EXERCISE GOAL: Each line below either holds the string "berpatutan" or doesn't. Count those that do and give only the number.
# START OF RECORD LIST
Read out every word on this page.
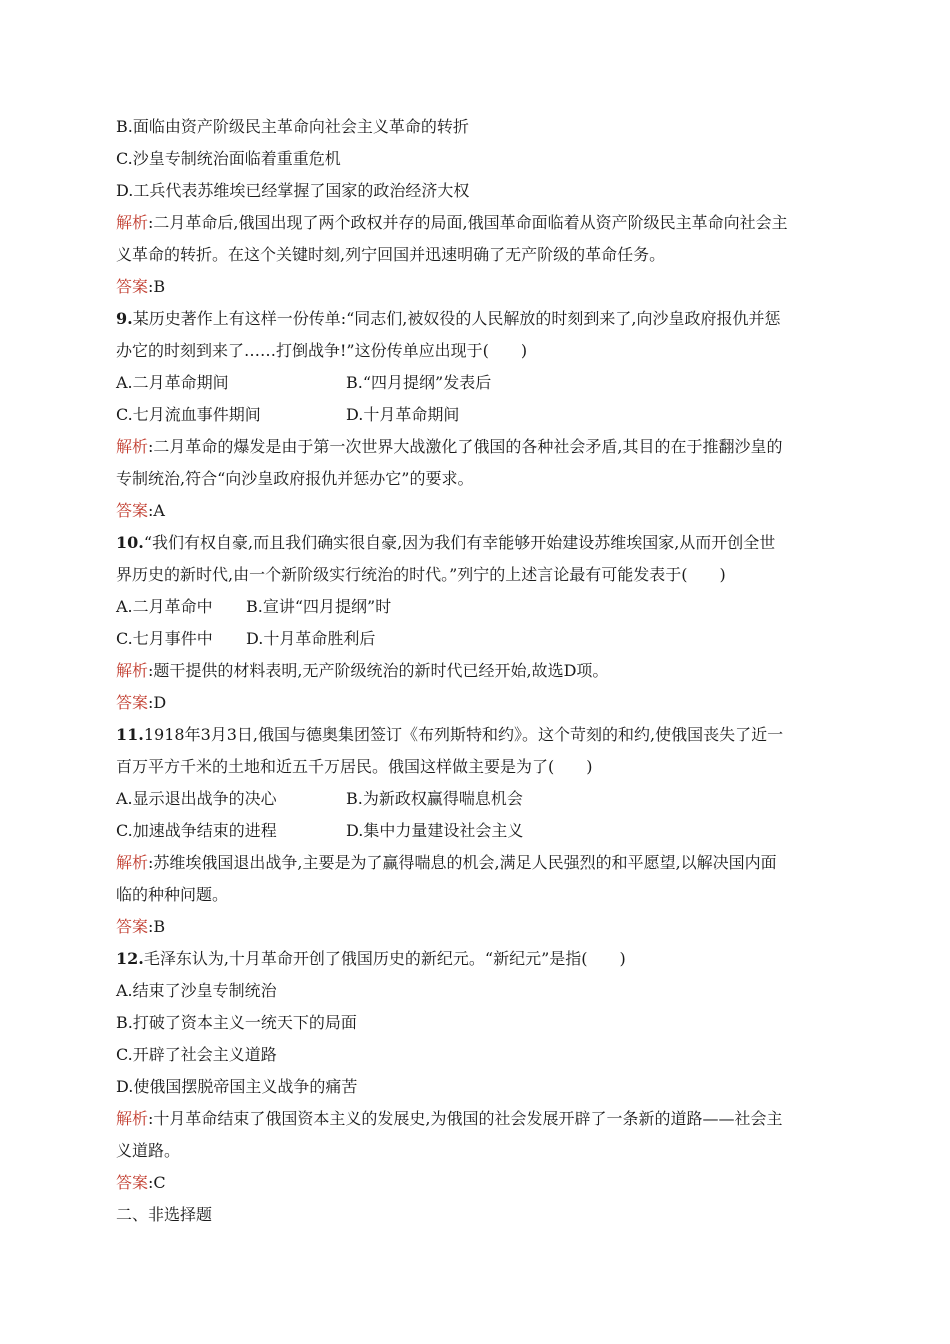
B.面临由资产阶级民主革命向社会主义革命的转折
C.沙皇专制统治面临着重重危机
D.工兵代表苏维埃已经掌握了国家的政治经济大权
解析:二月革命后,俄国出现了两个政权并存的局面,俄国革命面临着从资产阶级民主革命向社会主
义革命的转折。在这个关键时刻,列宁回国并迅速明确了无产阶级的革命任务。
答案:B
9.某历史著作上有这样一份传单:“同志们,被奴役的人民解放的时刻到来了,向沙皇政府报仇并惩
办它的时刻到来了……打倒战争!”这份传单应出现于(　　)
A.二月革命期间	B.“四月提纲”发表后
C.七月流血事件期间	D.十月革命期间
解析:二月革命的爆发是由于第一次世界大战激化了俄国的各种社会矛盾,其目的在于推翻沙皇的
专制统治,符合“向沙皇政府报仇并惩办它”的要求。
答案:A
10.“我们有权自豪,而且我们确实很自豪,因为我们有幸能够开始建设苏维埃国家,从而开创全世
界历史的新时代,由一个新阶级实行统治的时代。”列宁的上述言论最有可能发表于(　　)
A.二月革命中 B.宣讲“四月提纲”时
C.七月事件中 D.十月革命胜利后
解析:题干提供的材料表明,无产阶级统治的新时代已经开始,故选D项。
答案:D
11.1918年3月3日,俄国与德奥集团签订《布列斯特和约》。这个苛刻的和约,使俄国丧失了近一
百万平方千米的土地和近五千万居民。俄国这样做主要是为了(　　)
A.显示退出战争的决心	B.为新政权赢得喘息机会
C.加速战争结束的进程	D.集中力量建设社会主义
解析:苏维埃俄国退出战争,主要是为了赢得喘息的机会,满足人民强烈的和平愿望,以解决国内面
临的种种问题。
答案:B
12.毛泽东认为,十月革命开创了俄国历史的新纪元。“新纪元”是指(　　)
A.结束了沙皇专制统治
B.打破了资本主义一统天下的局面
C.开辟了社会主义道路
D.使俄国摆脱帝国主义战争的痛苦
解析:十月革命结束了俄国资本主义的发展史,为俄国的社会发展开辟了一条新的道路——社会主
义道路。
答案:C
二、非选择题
# END OF RECORD LIST
# START OF RECORD LIST
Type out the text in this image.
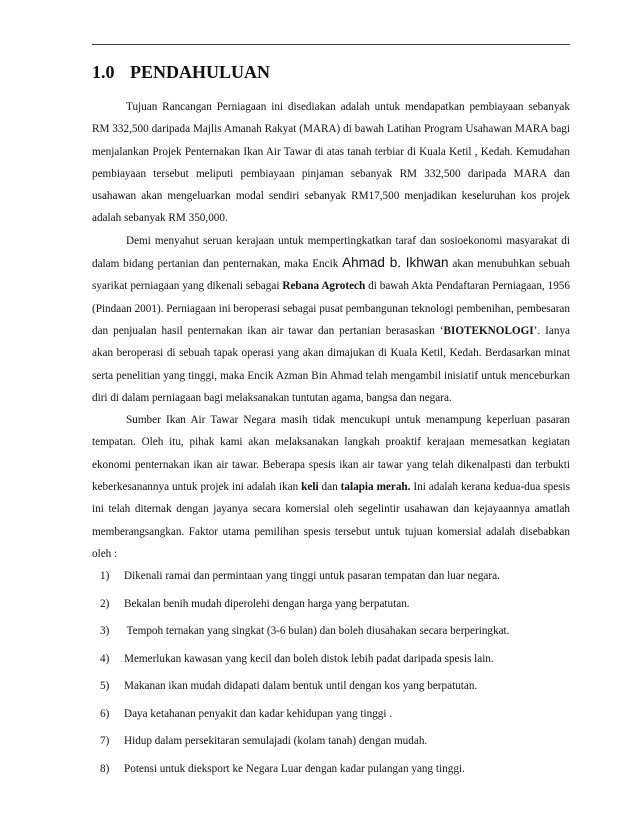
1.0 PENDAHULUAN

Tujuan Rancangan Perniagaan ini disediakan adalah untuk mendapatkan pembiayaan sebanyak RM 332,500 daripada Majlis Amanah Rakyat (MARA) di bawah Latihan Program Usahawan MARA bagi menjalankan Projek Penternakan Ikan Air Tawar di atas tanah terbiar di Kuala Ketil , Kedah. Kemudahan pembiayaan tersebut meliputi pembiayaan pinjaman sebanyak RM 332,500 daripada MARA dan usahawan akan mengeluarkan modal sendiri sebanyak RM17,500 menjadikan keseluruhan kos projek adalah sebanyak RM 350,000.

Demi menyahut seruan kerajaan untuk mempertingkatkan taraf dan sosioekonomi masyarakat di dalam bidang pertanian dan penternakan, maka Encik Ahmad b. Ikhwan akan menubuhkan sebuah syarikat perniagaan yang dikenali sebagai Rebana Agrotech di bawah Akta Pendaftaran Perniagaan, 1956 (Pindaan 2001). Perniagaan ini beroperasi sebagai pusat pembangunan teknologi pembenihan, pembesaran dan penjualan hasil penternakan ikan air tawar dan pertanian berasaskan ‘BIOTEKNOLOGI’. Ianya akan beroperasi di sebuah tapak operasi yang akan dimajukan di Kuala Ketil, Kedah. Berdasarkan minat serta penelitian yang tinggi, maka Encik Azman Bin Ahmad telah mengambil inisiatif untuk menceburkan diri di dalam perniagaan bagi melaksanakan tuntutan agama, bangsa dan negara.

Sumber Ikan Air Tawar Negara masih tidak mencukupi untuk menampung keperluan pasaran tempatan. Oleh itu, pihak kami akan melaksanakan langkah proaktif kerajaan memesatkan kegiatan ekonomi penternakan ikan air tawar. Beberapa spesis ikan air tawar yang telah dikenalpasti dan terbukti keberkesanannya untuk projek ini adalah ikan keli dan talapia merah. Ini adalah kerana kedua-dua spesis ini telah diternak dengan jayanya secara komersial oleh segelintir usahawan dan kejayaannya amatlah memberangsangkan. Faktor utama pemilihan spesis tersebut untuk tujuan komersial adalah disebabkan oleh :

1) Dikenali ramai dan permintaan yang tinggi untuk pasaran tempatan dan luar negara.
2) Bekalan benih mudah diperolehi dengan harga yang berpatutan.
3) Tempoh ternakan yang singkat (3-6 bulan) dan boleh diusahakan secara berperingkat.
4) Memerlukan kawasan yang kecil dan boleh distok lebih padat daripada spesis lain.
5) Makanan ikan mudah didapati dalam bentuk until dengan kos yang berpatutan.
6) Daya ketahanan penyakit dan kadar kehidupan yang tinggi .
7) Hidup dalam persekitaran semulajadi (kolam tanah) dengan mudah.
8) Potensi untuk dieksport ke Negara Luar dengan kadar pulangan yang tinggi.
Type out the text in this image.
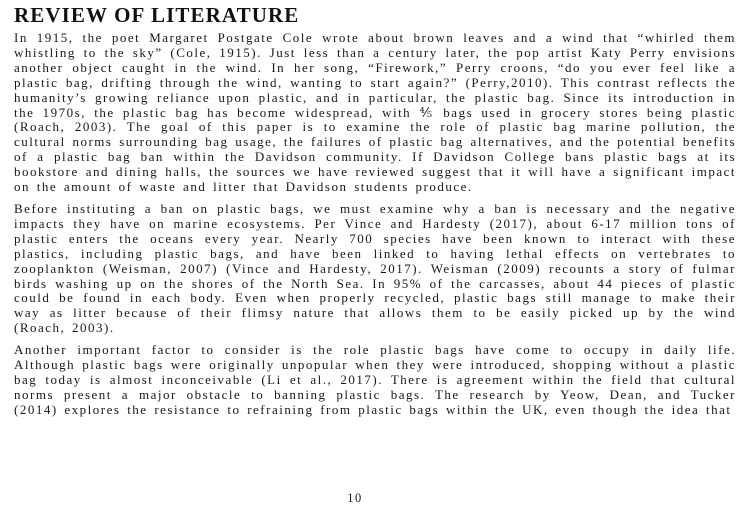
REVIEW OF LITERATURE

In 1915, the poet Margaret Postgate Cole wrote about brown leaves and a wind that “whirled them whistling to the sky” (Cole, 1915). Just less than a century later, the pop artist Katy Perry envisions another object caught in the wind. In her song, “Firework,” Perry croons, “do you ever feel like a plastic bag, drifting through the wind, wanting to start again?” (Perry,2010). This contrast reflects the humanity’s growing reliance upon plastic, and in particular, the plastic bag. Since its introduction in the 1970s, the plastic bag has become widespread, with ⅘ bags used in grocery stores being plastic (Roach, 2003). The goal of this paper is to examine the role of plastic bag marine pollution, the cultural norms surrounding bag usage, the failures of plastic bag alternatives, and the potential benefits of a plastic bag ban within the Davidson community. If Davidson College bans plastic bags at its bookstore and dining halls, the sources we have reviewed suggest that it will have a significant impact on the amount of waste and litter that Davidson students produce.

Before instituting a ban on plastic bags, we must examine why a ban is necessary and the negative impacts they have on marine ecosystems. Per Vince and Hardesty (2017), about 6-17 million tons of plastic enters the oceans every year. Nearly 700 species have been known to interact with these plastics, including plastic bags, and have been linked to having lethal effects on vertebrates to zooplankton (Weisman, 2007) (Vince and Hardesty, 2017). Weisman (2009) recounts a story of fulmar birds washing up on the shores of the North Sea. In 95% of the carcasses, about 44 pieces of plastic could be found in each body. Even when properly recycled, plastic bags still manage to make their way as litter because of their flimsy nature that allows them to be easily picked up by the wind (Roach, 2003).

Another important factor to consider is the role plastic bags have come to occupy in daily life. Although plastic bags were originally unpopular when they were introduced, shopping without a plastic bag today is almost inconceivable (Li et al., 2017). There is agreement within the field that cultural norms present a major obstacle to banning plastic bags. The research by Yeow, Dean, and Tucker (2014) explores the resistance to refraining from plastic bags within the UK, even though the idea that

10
# END OF RECORD LIST
CORRECT RESPONSE: 2